Requirements. Work out how many lines in the entries below include the word "после". Give nothing but the number.

Provided data.
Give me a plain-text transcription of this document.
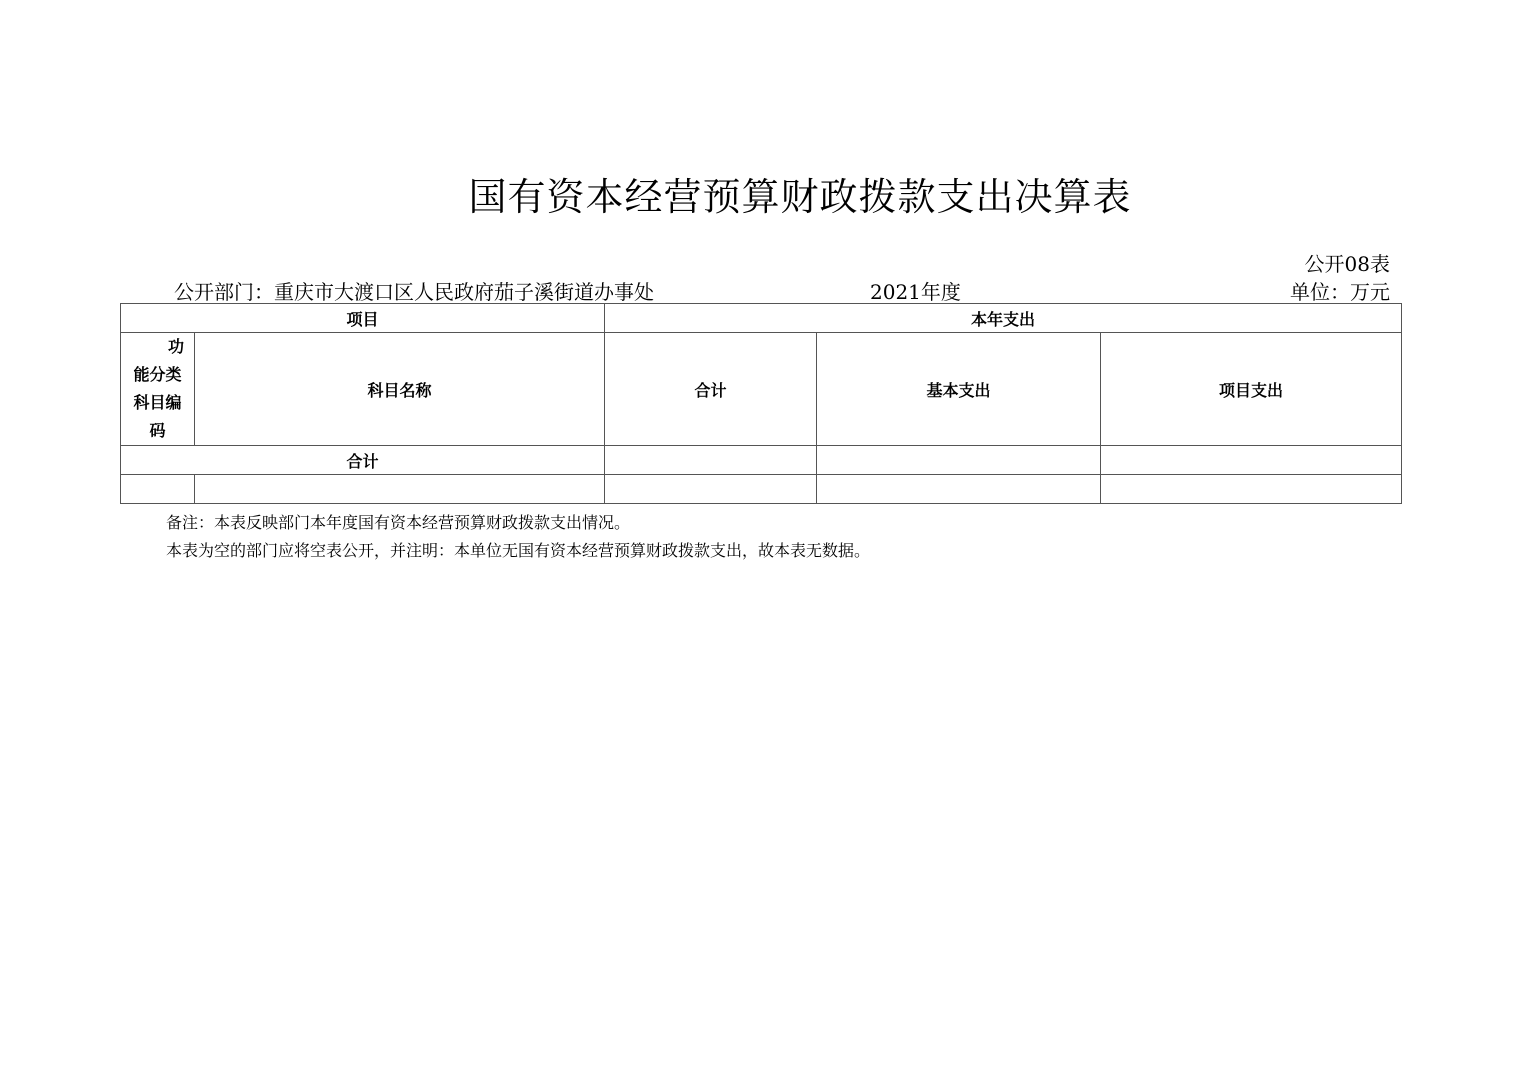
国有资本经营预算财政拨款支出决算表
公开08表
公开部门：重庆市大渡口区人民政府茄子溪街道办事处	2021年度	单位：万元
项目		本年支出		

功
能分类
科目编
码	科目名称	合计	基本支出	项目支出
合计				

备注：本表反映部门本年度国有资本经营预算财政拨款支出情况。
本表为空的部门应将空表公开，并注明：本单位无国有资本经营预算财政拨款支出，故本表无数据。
...
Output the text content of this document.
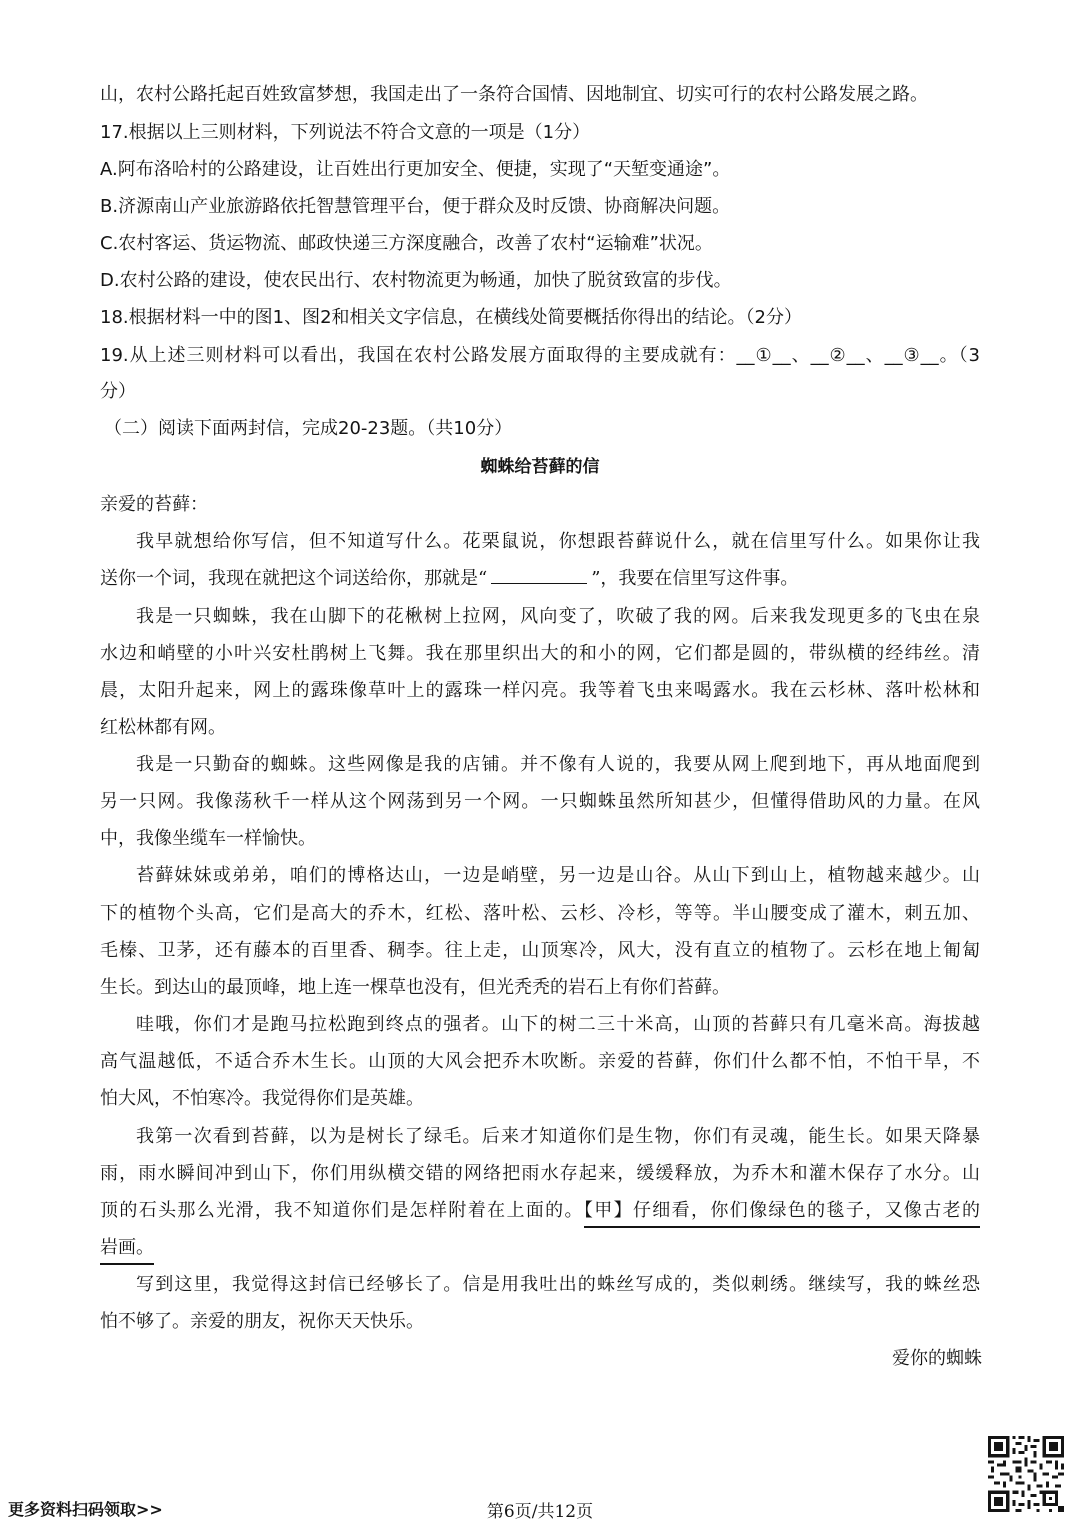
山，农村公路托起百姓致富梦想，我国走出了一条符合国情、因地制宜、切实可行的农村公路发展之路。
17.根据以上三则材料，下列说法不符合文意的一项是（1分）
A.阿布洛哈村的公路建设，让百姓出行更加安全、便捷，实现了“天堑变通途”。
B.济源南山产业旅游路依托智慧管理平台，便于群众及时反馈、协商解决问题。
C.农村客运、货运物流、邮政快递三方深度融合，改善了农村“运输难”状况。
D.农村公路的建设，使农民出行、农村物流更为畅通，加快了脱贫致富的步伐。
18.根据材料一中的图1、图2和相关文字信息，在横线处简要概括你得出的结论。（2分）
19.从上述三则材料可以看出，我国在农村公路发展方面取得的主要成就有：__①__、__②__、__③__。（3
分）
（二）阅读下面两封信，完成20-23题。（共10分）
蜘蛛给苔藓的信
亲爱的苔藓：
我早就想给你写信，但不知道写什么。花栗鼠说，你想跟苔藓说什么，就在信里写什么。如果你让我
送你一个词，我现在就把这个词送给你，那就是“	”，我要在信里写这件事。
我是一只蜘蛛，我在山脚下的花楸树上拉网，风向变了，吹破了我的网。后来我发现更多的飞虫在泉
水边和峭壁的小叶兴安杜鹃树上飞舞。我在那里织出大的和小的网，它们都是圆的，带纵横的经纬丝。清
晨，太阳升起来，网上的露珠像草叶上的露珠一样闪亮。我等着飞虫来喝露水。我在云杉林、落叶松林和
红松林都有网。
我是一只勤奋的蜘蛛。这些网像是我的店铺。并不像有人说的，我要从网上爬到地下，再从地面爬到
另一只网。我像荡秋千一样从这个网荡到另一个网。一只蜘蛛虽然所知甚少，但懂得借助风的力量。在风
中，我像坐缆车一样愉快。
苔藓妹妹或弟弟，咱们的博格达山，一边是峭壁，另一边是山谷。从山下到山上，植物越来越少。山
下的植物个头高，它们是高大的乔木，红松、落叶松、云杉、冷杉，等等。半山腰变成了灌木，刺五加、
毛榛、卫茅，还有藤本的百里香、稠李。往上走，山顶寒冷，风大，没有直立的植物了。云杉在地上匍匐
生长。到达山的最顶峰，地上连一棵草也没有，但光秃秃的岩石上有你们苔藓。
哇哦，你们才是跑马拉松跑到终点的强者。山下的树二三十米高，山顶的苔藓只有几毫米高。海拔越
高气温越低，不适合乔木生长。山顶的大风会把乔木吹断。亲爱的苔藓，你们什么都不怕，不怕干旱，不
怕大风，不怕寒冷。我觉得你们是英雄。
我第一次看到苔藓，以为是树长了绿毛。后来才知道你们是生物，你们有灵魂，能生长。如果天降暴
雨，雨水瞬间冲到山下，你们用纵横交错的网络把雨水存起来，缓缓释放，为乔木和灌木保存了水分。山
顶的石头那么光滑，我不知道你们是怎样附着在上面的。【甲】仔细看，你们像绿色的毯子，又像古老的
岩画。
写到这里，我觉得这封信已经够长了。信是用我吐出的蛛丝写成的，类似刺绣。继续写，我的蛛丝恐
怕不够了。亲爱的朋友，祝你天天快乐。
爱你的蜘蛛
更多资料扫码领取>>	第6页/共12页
==
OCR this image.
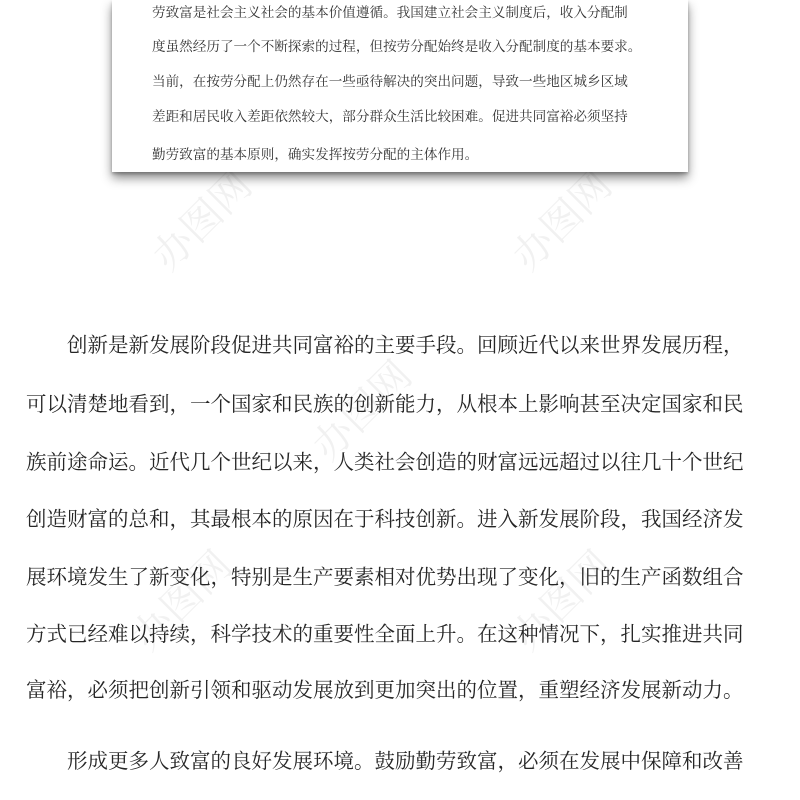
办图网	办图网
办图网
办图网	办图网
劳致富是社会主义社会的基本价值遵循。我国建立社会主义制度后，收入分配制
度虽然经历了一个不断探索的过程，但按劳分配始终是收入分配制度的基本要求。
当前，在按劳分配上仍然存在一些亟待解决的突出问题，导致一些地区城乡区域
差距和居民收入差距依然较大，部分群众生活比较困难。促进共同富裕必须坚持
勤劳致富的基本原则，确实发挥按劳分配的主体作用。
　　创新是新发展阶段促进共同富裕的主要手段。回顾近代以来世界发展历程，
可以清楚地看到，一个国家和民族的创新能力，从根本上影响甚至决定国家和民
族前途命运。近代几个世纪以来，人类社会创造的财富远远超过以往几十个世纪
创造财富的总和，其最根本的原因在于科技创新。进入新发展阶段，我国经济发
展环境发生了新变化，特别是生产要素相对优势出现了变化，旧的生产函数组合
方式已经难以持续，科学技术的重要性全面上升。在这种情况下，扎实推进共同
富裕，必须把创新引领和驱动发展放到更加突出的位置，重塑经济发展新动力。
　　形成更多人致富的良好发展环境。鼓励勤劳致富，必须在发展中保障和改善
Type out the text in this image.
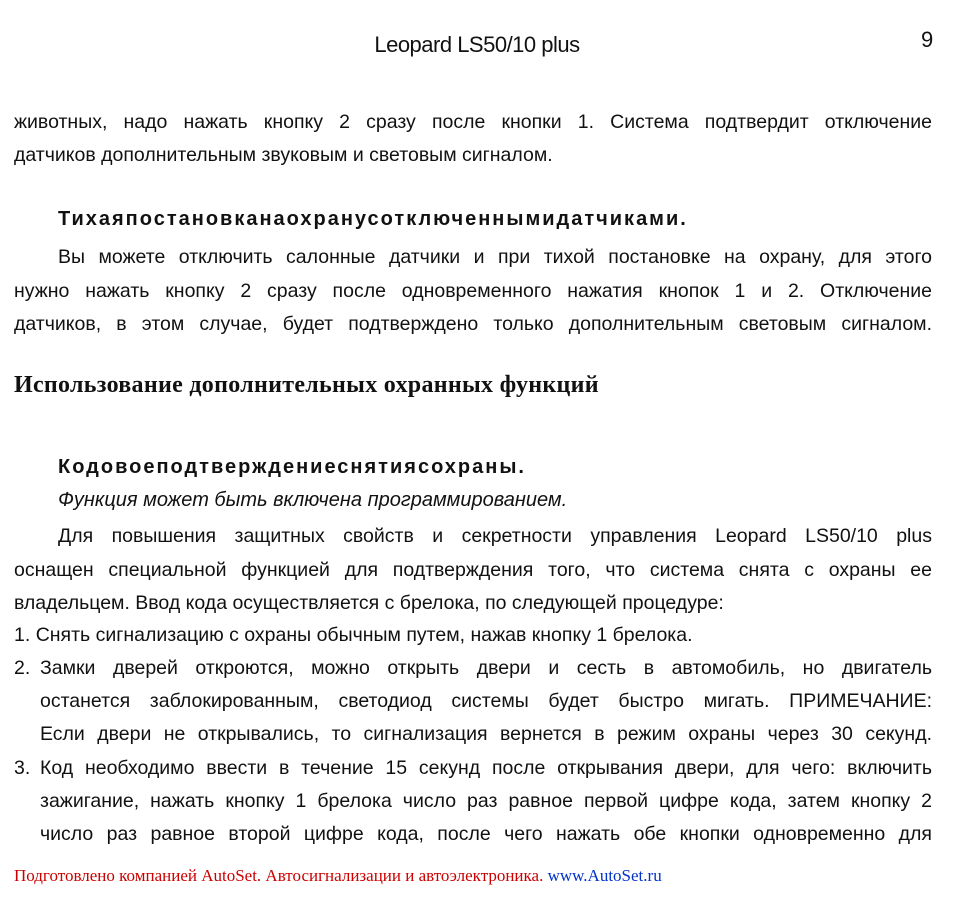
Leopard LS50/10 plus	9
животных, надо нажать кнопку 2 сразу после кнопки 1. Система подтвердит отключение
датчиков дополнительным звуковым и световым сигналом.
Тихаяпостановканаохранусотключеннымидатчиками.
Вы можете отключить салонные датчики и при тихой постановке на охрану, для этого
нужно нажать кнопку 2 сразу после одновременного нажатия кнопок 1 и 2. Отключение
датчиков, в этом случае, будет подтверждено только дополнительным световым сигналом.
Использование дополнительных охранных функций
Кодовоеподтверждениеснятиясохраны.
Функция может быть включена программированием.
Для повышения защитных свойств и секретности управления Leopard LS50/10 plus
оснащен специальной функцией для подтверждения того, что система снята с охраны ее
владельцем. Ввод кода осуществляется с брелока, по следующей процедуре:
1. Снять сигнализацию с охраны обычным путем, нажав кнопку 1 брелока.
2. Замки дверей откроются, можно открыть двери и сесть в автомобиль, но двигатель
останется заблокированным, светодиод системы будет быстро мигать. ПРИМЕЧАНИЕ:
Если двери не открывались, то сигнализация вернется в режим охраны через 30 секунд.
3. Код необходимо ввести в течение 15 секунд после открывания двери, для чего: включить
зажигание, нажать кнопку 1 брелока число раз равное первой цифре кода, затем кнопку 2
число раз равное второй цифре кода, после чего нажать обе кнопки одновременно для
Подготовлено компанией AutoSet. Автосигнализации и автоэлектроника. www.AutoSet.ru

Response. 4